→ GIVEN DATA
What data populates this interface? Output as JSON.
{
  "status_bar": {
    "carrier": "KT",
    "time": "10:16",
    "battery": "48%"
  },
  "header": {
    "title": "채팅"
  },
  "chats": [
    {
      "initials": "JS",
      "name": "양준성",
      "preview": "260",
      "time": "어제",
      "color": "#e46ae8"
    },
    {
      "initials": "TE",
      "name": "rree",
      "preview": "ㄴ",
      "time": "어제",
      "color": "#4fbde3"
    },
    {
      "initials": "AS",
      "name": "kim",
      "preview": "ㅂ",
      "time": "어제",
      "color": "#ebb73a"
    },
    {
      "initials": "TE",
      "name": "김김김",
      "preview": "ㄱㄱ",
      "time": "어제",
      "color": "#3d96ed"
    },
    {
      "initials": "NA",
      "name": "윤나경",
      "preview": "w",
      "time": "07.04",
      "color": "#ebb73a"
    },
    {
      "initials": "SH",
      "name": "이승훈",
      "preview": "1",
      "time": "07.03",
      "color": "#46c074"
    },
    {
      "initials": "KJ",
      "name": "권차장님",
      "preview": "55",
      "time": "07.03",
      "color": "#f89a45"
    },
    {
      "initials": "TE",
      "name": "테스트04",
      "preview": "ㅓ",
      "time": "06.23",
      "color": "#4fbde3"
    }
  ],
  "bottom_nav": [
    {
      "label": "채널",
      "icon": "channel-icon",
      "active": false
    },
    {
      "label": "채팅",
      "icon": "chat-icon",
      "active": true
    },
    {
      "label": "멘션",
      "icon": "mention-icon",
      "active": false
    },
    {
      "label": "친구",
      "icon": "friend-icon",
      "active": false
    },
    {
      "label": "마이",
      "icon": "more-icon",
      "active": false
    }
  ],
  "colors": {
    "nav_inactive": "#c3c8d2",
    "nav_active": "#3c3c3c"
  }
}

→ SHORT EXERCISE
Copy out the whole listing exactly; please set it all down.

→ THE REPLY
What data populates this interface? Output as JSON.
{
  "status_bar": {
    "carrier": "KT",
    "time": "10:16",
    "battery": "48%"
  },
  "header": {
    "title": "채팅"
  },
  "chats": [
    {
      "initials": "JS",
      "name": "양준성",
      "preview": "260",
      "time": "어제",
      "color": "#e46ae8"
    },
    {
      "initials": "TE",
      "name": "rree",
      "preview": "ㄴ",
      "time": "어제",
      "color": "#4fbde3"
    },
    {
      "initials": "AS",
      "name": "kim",
      "preview": "ㅂ",
      "time": "어제",
      "color": "#ebb73a"
    },
    {
      "initials": "TE",
      "name": "김김김",
      "preview": "ㄱㄱ",
      "time": "어제",
      "color": "#3d96ed"
    },
    {
      "initials": "NA",
      "name": "윤나경",
      "preview": "w",
      "time": "07.04",
      "color": "#ebb73a"
    },
    {
      "initials": "SH",
      "name": "이승훈",
      "preview": "1",
      "time": "07.03",
      "color": "#46c074"
    },
    {
      "initials": "KJ",
      "name": "권차장님",
      "preview": "55",
      "time": "07.03",
      "color": "#f89a45"
    },
    {
      "initials": "TE",
      "name": "테스트04",
      "preview": "ㅓ",
      "time": "06.23",
      "color": "#4fbde3"
    }
  ],
  "bottom_nav": [
    {
      "label": "채널",
      "icon": "channel-icon",
      "active": false
    },
    {
      "label": "채팅",
      "icon": "chat-icon",
      "active": true
    },
    {
      "label": "멘션",
      "icon": "mention-icon",
      "active": false
    },
    {
      "label": "친구",
      "icon": "friend-icon",
      "active": false
    },
    {
      "label": "마이",
      "icon": "more-icon",
      "active": false
    }
  ],
  "colors": {
    "nav_inactive": "#c3c8d2",
    "nav_active": "#3c3c3c"
  }
}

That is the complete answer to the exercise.